### Estratto del documento
───
ARANCE AMARE. REPORTAGE DA ROSARNO, TRA I BRACCIANTI IMMIGRATI

 

ARANCE AMARE. REPORTAGE DA ROSARNO, TRA I BRACCIANTI IMMIGRATI

ROSARNO – Costretti a vivere in capannoni abbandonati, senza luce né acqua. Impiegati in nero, alla giornata, per una paga che raramente supera i 25 euro. Sono i raccoglitori delle arance della campagna tra Rosarno, San Ferdinando e Rizziconi, in provincia di Reggio Calabria. Sono almeno 2.000. Sono tutti immigrati: ghanesi, marocchini, ivoriani, maliani, sudanesi. E quasi tutti senza documenti. È una storia che dura da vent’anni. Arrivano a dicembre, per l’inizio della raccolta dei mandarini. E vanno via a marzo, dopo la raccolta delle arance. Quest’anno però la stampa nazionale si è accorta di loro. È successo lo scorso 13 dicembre, quando alcune centinaia di immigrati africani hanno marciato verso il centro di Rosarno, sfasciando qualche cassonetto per protesta. Il giorno prima, due ragazzi ivoriani di 20 e 21 anni erano stati feriti dagli spari di una pistola. Una ritorsione, secondo gli inquirenti, dopo una rapina andata male. A un mese dai fatti, siamo tornati a Rosarno. Abbiamo visitato le baraccopoli. Siamo usciti all’alba sulle piazze dove si cerca lavoro. E abbiamo scoperto una situazione molto complessa. Dove i proprietari degli aranceti sono i figli dei braccianti che fecero le lotte per le occupazioni delle terre dopo il fascismo. Dove ogni domenica una signora di 85 anni prepara da mangiare agli immigrati che vivono nella vecchia fabbrica in città. E dove un gruppo di avvocati sta cercando di aiutare gli immigrati senza documenti, che qua sono praticamente tutti.
Eppure le contraddizioni restano. L’emergenza abitativa nelle baraccopoli ricavate dentro le due vecchie fabbriche alla Rognetta e alla Cartiera è evidente. Mancano servizi igienici, acqua corrente, elettricità e riscaldamento. “Molti si ammalano qui”, dice Saverio Bellizzi, coordinatore del progetto a Rosarno di Medici senza frontiere. Le condizioni di lavoro sono dure. Ma non c’è lo stesso caporalato della Puglia. La maggior parte delle aziende agricole sono di piccoli produttori. Che vengono direttamente in piazza, ogni mattina, a caricare i quattro o cinque braccianti di cui avranno bisogno per al massimo una settimana. E non sono nemmeno negrieri. In una diffusa economia sommersa, qua il lavoro nero è la norma. E la paga di 25 – 28 euro per le otto ore di lavoro, non è così distante dai 32 euro negoziati dal contratto provinciale di Reggio Calabria. I produttori risparmiano soprattutto sui contributi. Un lavoratore in regola costerebbe sui 40 euro lordi. Ma il settore degli agrumi è in profonda crisi. Le clementine si riescono ancora a vendere a 28 centesimi al chilo. Ma il prezzo delle arance è crollato a 7 centesimi. Eppure nei supermercati si comprano a oltre un euro. Colpa dei tanti passaggi della trasformazione. E di un cartello che – in terra di mafia – ha bloccato lo sviluppo delle cooperative create negli anni passati dai piccoli produttori.
───
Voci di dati
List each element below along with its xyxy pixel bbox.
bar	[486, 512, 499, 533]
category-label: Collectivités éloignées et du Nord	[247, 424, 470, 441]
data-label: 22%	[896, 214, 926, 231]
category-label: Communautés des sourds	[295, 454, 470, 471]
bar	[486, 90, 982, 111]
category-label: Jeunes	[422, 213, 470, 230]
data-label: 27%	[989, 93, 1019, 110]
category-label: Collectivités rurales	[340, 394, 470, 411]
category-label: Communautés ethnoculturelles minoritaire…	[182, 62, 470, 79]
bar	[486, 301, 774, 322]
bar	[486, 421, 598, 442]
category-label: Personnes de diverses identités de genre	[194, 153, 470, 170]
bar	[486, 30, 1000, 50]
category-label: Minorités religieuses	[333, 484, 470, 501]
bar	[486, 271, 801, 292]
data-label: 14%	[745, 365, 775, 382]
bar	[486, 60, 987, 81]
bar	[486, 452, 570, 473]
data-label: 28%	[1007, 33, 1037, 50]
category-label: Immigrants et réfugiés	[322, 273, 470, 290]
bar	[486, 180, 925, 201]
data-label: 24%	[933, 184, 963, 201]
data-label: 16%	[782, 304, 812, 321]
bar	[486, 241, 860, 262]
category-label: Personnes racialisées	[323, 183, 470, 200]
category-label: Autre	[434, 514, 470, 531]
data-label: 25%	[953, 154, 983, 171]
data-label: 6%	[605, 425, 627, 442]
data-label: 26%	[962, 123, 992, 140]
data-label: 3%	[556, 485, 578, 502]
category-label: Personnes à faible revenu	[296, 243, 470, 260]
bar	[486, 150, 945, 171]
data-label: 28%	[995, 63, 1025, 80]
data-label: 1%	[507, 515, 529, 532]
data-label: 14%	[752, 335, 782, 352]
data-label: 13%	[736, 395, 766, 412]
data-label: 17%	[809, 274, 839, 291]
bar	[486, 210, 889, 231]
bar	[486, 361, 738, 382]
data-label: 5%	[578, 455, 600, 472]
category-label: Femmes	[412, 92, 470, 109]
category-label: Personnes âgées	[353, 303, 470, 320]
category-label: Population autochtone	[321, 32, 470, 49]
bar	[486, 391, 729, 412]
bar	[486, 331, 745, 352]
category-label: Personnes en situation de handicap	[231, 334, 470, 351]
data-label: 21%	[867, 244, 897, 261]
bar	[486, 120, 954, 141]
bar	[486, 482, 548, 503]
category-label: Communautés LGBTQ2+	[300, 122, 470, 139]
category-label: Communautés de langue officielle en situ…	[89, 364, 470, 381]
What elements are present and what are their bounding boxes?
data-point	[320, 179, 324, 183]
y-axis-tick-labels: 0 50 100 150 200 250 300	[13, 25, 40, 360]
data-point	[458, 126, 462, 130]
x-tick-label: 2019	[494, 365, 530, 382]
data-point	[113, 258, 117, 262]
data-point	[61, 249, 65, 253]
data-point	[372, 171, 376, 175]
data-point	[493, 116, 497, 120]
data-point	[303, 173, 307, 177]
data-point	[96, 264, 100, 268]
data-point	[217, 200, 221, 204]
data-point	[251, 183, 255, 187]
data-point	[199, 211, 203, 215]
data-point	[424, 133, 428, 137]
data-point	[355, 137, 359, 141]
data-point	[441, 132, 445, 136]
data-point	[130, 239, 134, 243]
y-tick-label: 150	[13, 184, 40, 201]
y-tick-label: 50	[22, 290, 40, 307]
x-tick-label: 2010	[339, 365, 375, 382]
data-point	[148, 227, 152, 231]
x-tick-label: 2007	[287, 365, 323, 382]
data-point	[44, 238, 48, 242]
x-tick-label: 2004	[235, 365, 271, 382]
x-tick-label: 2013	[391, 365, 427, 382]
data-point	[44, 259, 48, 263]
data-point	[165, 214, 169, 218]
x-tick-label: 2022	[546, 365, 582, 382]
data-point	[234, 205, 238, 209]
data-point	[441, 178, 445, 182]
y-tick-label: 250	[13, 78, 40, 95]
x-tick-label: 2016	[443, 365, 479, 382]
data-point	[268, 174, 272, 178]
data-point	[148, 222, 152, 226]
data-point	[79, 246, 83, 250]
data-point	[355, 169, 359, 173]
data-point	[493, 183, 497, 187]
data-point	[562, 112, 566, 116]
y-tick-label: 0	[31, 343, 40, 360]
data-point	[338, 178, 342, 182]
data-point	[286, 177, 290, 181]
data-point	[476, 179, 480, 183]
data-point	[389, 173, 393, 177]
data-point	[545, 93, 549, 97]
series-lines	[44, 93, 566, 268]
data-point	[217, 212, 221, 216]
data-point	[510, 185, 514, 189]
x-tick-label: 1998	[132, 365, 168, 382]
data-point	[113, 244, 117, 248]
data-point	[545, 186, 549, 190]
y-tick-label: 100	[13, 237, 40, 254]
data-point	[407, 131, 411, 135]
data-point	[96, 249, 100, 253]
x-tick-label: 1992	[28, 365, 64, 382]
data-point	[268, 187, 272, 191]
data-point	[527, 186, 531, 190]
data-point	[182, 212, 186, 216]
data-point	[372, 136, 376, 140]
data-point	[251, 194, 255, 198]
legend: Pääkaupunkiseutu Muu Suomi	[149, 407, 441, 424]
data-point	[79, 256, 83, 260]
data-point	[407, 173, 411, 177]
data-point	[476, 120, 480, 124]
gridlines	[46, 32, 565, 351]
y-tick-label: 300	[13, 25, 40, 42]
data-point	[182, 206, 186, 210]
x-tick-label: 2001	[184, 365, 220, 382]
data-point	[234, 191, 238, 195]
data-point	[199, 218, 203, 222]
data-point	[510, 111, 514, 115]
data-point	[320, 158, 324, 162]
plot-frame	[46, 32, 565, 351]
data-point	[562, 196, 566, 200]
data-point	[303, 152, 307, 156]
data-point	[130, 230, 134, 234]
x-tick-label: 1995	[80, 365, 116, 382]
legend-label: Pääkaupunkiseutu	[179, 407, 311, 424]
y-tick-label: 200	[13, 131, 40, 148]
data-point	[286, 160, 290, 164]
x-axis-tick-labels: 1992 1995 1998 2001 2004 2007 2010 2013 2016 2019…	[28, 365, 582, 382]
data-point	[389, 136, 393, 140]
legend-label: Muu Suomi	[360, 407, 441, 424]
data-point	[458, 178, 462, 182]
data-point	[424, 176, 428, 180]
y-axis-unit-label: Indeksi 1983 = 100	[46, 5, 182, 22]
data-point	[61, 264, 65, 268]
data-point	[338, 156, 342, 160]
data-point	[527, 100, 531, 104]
───
### Consegna
Rispondi in base al reportage su Rosarno.
(a) Quanti sono almeno i raccoglitori di arance nella campagna tra Rosarno, San Ferdinando e Rizziconi?
(b) Che ruolo ha Saverio Bellizzi?
(c) A quanto è crollato il prezzo delle arance?

### Compito svolto
(a) Sono almeno 2.000.
(b) È il coordinatore del progetto a Rosarno di Medici senza frontiere.
(c) È crollato a 7 centesimi.